Problem description
Copy the full listing exactly.

Materials provided
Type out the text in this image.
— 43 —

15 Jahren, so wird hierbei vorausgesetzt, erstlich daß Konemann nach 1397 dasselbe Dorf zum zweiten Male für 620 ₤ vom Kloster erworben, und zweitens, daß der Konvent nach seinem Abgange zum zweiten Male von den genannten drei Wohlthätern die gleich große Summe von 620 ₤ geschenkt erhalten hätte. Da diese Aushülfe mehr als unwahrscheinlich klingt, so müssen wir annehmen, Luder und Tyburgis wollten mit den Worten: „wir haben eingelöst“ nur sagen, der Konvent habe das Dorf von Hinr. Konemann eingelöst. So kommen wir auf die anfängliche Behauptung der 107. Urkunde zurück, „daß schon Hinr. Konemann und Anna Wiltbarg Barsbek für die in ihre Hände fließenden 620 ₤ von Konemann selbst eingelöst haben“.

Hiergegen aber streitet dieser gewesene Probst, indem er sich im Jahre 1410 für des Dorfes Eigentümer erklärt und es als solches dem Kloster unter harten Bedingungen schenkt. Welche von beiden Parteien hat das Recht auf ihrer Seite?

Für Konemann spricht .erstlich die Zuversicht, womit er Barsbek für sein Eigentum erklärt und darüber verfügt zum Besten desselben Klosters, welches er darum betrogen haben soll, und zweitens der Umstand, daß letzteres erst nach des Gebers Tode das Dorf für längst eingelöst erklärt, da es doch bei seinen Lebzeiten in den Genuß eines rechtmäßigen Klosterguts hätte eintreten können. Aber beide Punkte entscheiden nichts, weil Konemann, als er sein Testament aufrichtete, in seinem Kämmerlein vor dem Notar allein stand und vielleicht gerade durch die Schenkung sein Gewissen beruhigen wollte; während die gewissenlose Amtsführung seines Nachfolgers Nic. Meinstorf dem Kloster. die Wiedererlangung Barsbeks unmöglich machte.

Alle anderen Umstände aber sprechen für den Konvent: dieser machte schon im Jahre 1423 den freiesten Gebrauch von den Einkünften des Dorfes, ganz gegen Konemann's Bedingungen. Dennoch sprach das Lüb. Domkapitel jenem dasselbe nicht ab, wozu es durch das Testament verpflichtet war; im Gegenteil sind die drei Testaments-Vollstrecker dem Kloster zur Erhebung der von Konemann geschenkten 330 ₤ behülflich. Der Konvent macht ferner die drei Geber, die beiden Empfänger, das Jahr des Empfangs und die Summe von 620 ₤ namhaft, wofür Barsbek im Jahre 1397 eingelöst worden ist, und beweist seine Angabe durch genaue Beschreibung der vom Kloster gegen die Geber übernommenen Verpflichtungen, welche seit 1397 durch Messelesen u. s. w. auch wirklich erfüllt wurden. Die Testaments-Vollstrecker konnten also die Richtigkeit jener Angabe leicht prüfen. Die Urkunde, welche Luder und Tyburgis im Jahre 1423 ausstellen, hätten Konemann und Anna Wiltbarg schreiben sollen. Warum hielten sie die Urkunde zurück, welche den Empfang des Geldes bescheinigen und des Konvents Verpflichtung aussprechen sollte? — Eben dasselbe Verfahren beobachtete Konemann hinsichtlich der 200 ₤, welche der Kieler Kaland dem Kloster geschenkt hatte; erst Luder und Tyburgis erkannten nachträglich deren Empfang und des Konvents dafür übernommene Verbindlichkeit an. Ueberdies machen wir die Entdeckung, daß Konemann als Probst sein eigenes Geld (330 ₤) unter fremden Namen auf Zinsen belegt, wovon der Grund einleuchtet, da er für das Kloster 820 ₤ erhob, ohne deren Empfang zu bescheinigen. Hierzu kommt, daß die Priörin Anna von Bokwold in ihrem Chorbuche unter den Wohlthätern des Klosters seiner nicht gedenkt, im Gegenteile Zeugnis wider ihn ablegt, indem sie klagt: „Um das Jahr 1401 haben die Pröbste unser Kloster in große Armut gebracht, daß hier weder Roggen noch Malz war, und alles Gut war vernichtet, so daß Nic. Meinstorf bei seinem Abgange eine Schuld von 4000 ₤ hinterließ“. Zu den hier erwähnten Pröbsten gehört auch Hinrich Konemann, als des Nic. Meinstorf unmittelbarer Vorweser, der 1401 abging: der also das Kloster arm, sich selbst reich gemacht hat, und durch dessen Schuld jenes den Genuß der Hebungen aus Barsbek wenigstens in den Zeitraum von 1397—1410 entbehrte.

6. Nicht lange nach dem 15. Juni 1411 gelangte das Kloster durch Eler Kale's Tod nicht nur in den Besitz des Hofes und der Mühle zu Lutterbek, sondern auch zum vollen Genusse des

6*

Result below
Type out the text in this image.
— 43 —

15 Jahren, so wird hierbei vorausgesetzt, erstlich daß Konemann nach 1397 dasselbe Dorf zum zweiten Male für 620 ₤ vom Kloster erworben, und zweitens, daß der Konvent nach seinem Abgange zum zweiten Male von den genannten drei Wohlthätern die gleich große Summe von 620 ₤ geschenkt erhalten hätte. Da diese Aushülfe mehr als unwahrscheinlich klingt, so müssen wir annehmen, Luder und Tyburgis wollten mit den Worten: „wir haben eingelöst“ nur sagen, der Konvent habe das Dorf von Hinr. Konemann eingelöst. So kommen wir auf die anfängliche Behauptung der 107. Urkunde zurück, „daß schon Hinr. Konemann und Anna Wiltbarg Barsbek für die in ihre Hände fließenden 620 ₤ von Konemann selbst eingelöst haben“.

Hiergegen aber streitet dieser gewesene Probst, indem er sich im Jahre 1410 für des Dorfes Eigentümer erklärt und es als solches dem Kloster unter harten Bedingungen schenkt. Welche von beiden Parteien hat das Recht auf ihrer Seite?

Für Konemann spricht .erstlich die Zuversicht, womit er Barsbek für sein Eigentum erklärt und darüber verfügt zum Besten desselben Klosters, welches er darum betrogen haben soll, und zweitens der Umstand, daß letzteres erst nach des Gebers Tode das Dorf für längst eingelöst erklärt, da es doch bei seinen Lebzeiten in den Genuß eines rechtmäßigen Klosterguts hätte eintreten können. Aber beide Punkte entscheiden nichts, weil Konemann, als er sein Testament aufrichtete, in seinem Kämmerlein vor dem Notar allein stand und vielleicht gerade durch die Schenkung sein Gewissen beruhigen wollte; während die gewissenlose Amtsführung seines Nachfolgers Nic. Meinstorf dem Kloster. die Wiedererlangung Barsbeks unmöglich machte.

Alle anderen Umstände aber sprechen für den Konvent: dieser machte schon im Jahre 1423 den freiesten Gebrauch von den Einkünften des Dorfes, ganz gegen Konemann's Bedingungen. Dennoch sprach das Lüb. Domkapitel jenem dasselbe nicht ab, wozu es durch das Testament verpflichtet war; im Gegenteil sind die drei Testaments-Vollstrecker dem Kloster zur Erhebung der von Konemann geschenkten 330 ₤ behülflich. Der Konvent macht ferner die drei Geber, die beiden Empfänger, das Jahr des Empfangs und die Summe von 620 ₤ namhaft, wofür Barsbek im Jahre 1397 eingelöst worden ist, und beweist seine Angabe durch genaue Beschreibung der vom Kloster gegen die Geber übernommenen Verpflichtungen, welche seit 1397 durch Messelesen u. s. w. auch wirklich erfüllt wurden. Die Testaments-Vollstrecker konnten also die Richtigkeit jener Angabe leicht prüfen. Die Urkunde, welche Luder und Tyburgis im Jahre 1423 ausstellen, hätten Konemann und Anna Wiltbarg schreiben sollen. Warum hielten sie die Urkunde zurück, welche den Empfang des Geldes bescheinigen und des Konvents Verpflichtung aussprechen sollte? — Eben dasselbe Verfahren beobachtete Konemann hinsichtlich der 200 ₤, welche der Kieler Kaland dem Kloster geschenkt hatte; erst Luder und Tyburgis erkannten nachträglich deren Empfang und des Konvents dafür übernommene Verbindlichkeit an. Ueberdies machen wir die Entdeckung, daß Konemann als Probst sein eigenes Geld (330 ₤) unter fremden Namen auf Zinsen belegt, wovon der Grund einleuchtet, da er für das Kloster 820 ₤ erhob, ohne deren Empfang zu bescheinigen. Hierzu kommt, daß die Priörin Anna von Bokwold in ihrem Chorbuche unter den Wohlthätern des Klosters seiner nicht gedenkt, im Gegenteile Zeugnis wider ihn ablegt, indem sie klagt: „Um das Jahr 1401 haben die Pröbste unser Kloster in große Armut gebracht, daß hier weder Roggen noch Malz war, und alles Gut war vernichtet, so daß Nic. Meinstorf bei seinem Abgange eine Schuld von 4000 ₤ hinterließ“. Zu den hier erwähnten Pröbsten gehört auch Hinrich Konemann, als des Nic. Meinstorf unmittelbarer Vorweser, der 1401 abging: der also das Kloster arm, sich selbst reich gemacht hat, und durch dessen Schuld jenes den Genuß der Hebungen aus Barsbek wenigstens in den Zeitraum von 1397—1410 entbehrte.

6. Nicht lange nach dem 15. Juni 1411 gelangte das Kloster durch Eler Kale's Tod nicht nur in den Besitz des Hofes und der Mühle zu Lutterbek, sondern auch zum vollen Genusse des

6*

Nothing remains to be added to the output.